START DATASET

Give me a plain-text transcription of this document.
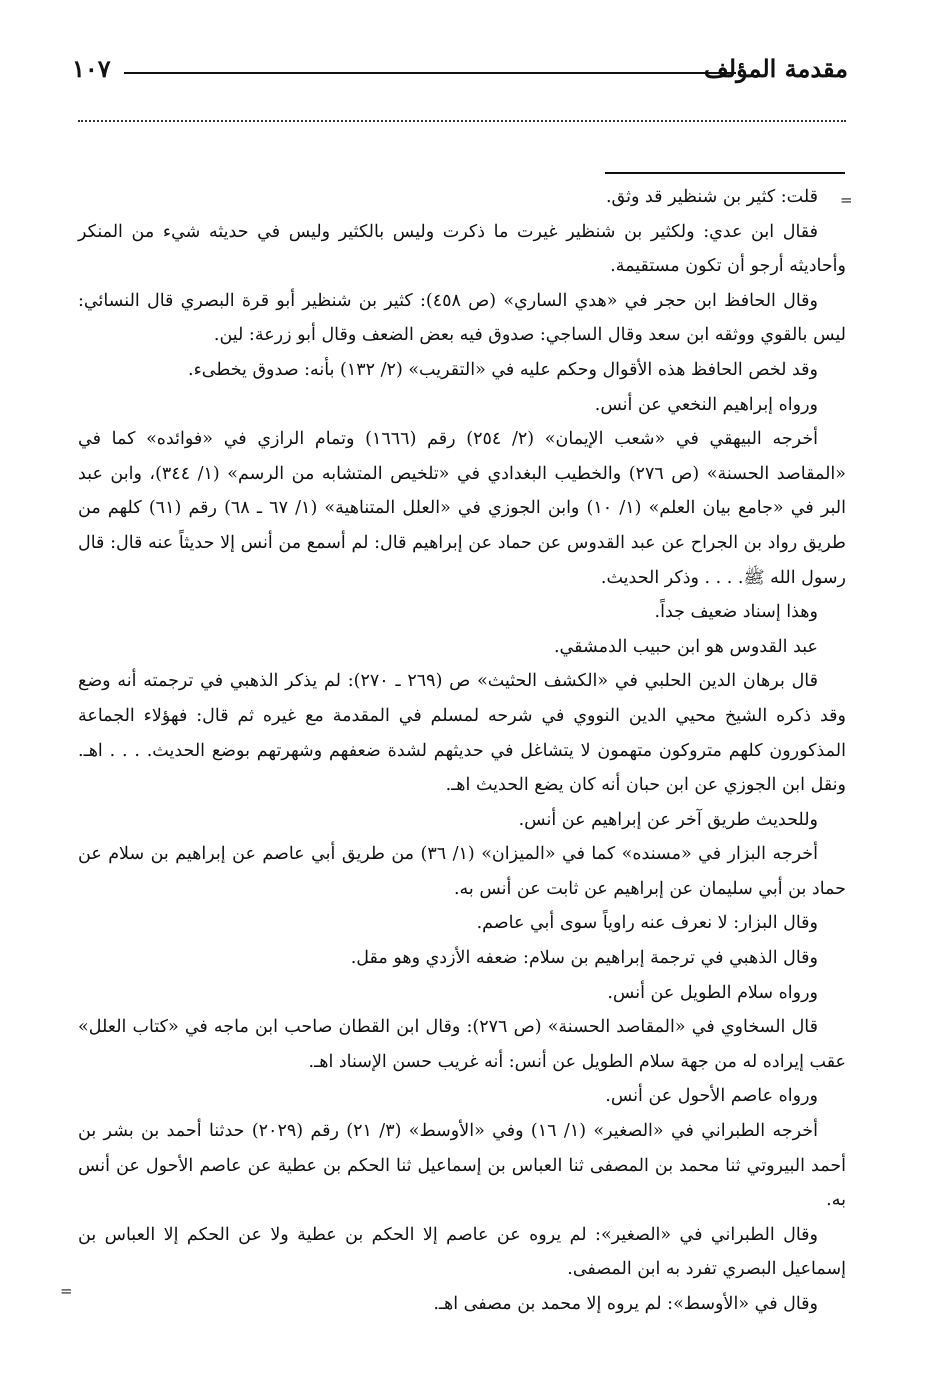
مقدمة المؤلف
١٠٧
=
=

قلت: كثير بن شنظير قد وثق.

فقال ابن عدي: ولكثير بن شنظير غيرت ما ذكرت وليس بالكثير وليس في حديثه شيء من المنكر وأحاديثه أرجو أن تكون مستقيمة.

وقال الحافظ ابن حجر في «هدي الساري» (ص ٤٥٨): كثير بن شنظير أبو قرة البصري قال النسائي: ليس بالقوي ووثقه ابن سعد وقال الساجي: صدوق فيه بعض الضعف وقال أبو زرعة: لين.

وقد لخص الحافظ هذه الأقوال وحكم عليه في «التقريب» (٢/ ١٣٢) بأنه: صدوق يخطىء.

ورواه إبراهيم النخعي عن أنس.

أخرجه البيهقي في «شعب الإيمان» (٢/ ٢٥٤) رقم (١٦٦٦) وتمام الرازي في «فوائده» كما في «المقاصد الحسنة» (ص ٢٧٦) والخطيب البغدادي في «تلخيص المتشابه من الرسم» (١/ ٣٤٤)، وابن عبد البر في «جامع بيان العلم» (١/ ١٠) وابن الجوزي في «العلل المتناهية» (١/ ٦٧ ـ ٦٨) رقم (٦١) كلهم من طريق رواد بن الجراح عن عبد القدوس عن حماد عن إبراهيم قال: لم أسمع من أنس إلا حديثاً عنه قال: قال رسول الله ﷺ. . . . وذكر الحديث.

وهذا إسناد ضعيف جداً.

عبد القدوس هو ابن حبيب الدمشقي.

قال برهان الدين الحلبي في «الكشف الحثيث» ص (٢٦٩ ـ ٢٧٠): لم يذكر الذهبي في ترجمته أنه وضع وقد ذكره الشيخ محيي الدين النووي في شرحه لمسلم في المقدمة مع غيره ثم قال: فهؤلاء الجماعة المذكورون كلهم متروكون متهمون لا يتشاغل في حديثهم لشدة ضعفهم وشهرتهم بوضع الحديث. . . . اهـ. ونقل ابن الجوزي عن ابن حبان أنه كان يضع الحديث اهـ.

وللحديث طريق آخر عن إبراهيم عن أنس.

أخرجه البزار في «مسنده» كما في «الميزان» (١/ ٣٦) من طريق أبي عاصم عن إبراهيم بن سلام عن حماد بن أبي سليمان عن إبراهيم عن ثابت عن أنس به.

وقال البزار: لا نعرف عنه راوياً سوى أبي عاصم.

وقال الذهبي في ترجمة إبراهيم بن سلام: ضعفه الأزدي وهو مقل.

ورواه سلام الطويل عن أنس.

قال السخاوي في «المقاصد الحسنة» (ص ٢٧٦): وقال ابن القطان صاحب ابن ماجه في «كتاب العلل» عقب إيراده له من جهة سلام الطويل عن أنس: أنه غريب حسن الإسناد اهـ.

ورواه عاصم الأحول عن أنس.

أخرجه الطبراني في «الصغير» (١/ ١٦) وفي «الأوسط» (٣/ ٢١) رقم (٢٠٢٩) حدثنا أحمد بن بشر بن أحمد البيروتي ثنا محمد بن المصفى ثنا العباس بن إسماعيل ثنا الحكم بن عطية عن عاصم الأحول عن أنس به.

وقال الطبراني في «الصغير»: لم يروه عن عاصم إلا الحكم بن عطية ولا عن الحكم إلا العباس بن إسماعيل البصري تفرد به ابن المصفى.

وقال في «الأوسط»: لم يروه إلا محمد بن مصفى اهـ.
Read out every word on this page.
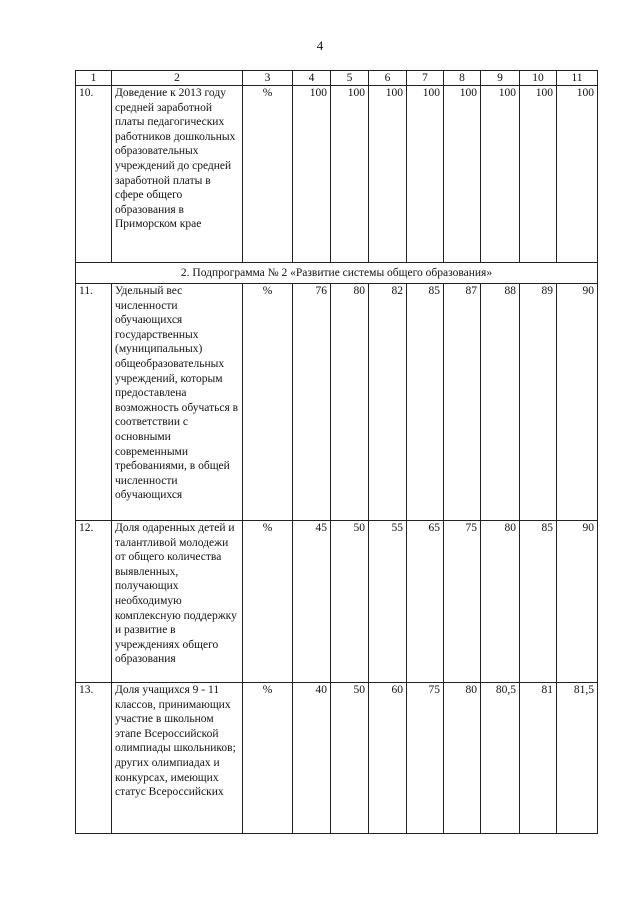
4
1	2	3	4	5	6	7	8	9	10	11
10.	Доведение к 2013 году средней заработной платы педагогических работников дошкольных образовательных учреждений до средней заработной платы в сфере общего образования в Приморском крае	%	100	100	100	100	100	100	100	100
2. Подпрограмма № 2 «Развитие системы общего образования»										
11.	Удельный вес численности обучающихся государственных (муниципальных) общеобразовательных учреждений, которым предоставлена возможность обучаться в соответствии с основными современными требованиями, в общей численности обучающихся	%	76	80	82	85	87	88	89	90
12.	Доля одаренных детей и талантливой молодежи от общего количества выявленных, получающих необходимую комплексную поддержку и развитие в учреждениях общего образования	%	45	50	55	65	75	80	85	90
13.	Доля учащихся 9 - 11 классов, принимающих участие в школьном этапе Всероссийской олимпиады школьников; других олимпиадах и конкурсах, имеющих статус Всероссийских	%	40	50	60	75	80	80,5	81	81,5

END DATASET

**WHAT IS EXPECTED:** Verbatim reproduction of every record is required; images are left out.

**THE SOLUTION:**
Give me a plain-text transcription of this document.
مقدمة المؤلف
١٠٧
=
=

قلت: كثير بن شنظير قد وثق.

فقال ابن عدي: ولكثير بن شنظير غيرت ما ذكرت وليس بالكثير وليس في حديثه شيء من المنكر وأحاديثه أرجو أن تكون مستقيمة.

وقال الحافظ ابن حجر في «هدي الساري» (ص ٤٥٨): كثير بن شنظير أبو قرة البصري قال النسائي: ليس بالقوي ووثقه ابن سعد وقال الساجي: صدوق فيه بعض الضعف وقال أبو زرعة: لين.

وقد لخص الحافظ هذه الأقوال وحكم عليه في «التقريب» (٢/ ١٣٢) بأنه: صدوق يخطىء.

ورواه إبراهيم النخعي عن أنس.

أخرجه البيهقي في «شعب الإيمان» (٢/ ٢٥٤) رقم (١٦٦٦) وتمام الرازي في «فوائده» كما في «المقاصد الحسنة» (ص ٢٧٦) والخطيب البغدادي في «تلخيص المتشابه من الرسم» (١/ ٣٤٤)، وابن عبد البر في «جامع بيان العلم» (١/ ١٠) وابن الجوزي في «العلل المتناهية» (١/ ٦٧ ـ ٦٨) رقم (٦١) كلهم من طريق رواد بن الجراح عن عبد القدوس عن حماد عن إبراهيم قال: لم أسمع من أنس إلا حديثاً عنه قال: قال رسول الله ﷺ. . . . وذكر الحديث.

وهذا إسناد ضعيف جداً.

عبد القدوس هو ابن حبيب الدمشقي.

قال برهان الدين الحلبي في «الكشف الحثيث» ص (٢٦٩ ـ ٢٧٠): لم يذكر الذهبي في ترجمته أنه وضع وقد ذكره الشيخ محيي الدين النووي في شرحه لمسلم في المقدمة مع غيره ثم قال: فهؤلاء الجماعة المذكورون كلهم متروكون متهمون لا يتشاغل في حديثهم لشدة ضعفهم وشهرتهم بوضع الحديث. . . . اهـ. ونقل ابن الجوزي عن ابن حبان أنه كان يضع الحديث اهـ.

وللحديث طريق آخر عن إبراهيم عن أنس.

أخرجه البزار في «مسنده» كما في «الميزان» (١/ ٣٦) من طريق أبي عاصم عن إبراهيم بن سلام عن حماد بن أبي سليمان عن إبراهيم عن ثابت عن أنس به.

وقال البزار: لا نعرف عنه راوياً سوى أبي عاصم.

وقال الذهبي في ترجمة إبراهيم بن سلام: ضعفه الأزدي وهو مقل.

ورواه سلام الطويل عن أنس.

قال السخاوي في «المقاصد الحسنة» (ص ٢٧٦): وقال ابن القطان صاحب ابن ماجه في «كتاب العلل» عقب إيراده له من جهة سلام الطويل عن أنس: أنه غريب حسن الإسناد اهـ.

ورواه عاصم الأحول عن أنس.

أخرجه الطبراني في «الصغير» (١/ ١٦) وفي «الأوسط» (٣/ ٢١) رقم (٢٠٢٩) حدثنا أحمد بن بشر بن أحمد البيروتي ثنا محمد بن المصفى ثنا العباس بن إسماعيل ثنا الحكم بن عطية عن عاصم الأحول عن أنس به.

وقال الطبراني في «الصغير»: لم يروه عن عاصم إلا الحكم بن عطية ولا عن الحكم إلا العباس بن إسماعيل البصري تفرد به ابن المصفى.

وقال في «الأوسط»: لم يروه إلا محمد بن مصفى اهـ.
Read out every word on this page.
4
1	2	3	4	5	6	7	8	9	10	11
10.	Доведение к 2013 году средней заработной платы педагогических работников дошкольных образовательных учреждений до средней заработной платы в сфере общего образования в Приморском крае	%	100	100	100	100	100	100	100	100
2. Подпрограмма № 2 «Развитие системы общего образования»										
11.	Удельный вес численности обучающихся государственных (муниципальных) общеобразовательных учреждений, которым предоставлена возможность обучаться в соответствии с основными современными требованиями, в общей численности обучающихся	%	76	80	82	85	87	88	89	90
12.	Доля одаренных детей и талантливой молодежи от общего количества выявленных, получающих необходимую комплексную поддержку и развитие в учреждениях общего образования	%	45	50	55	65	75	80	85	90
13.	Доля учащихся 9 - 11 классов, принимающих участие в школьном этапе Всероссийской олимпиады школьников; других олимпиадах и конкурсах, имеющих статус Всероссийских	%	40	50	60	75	80	80,5	81	81,5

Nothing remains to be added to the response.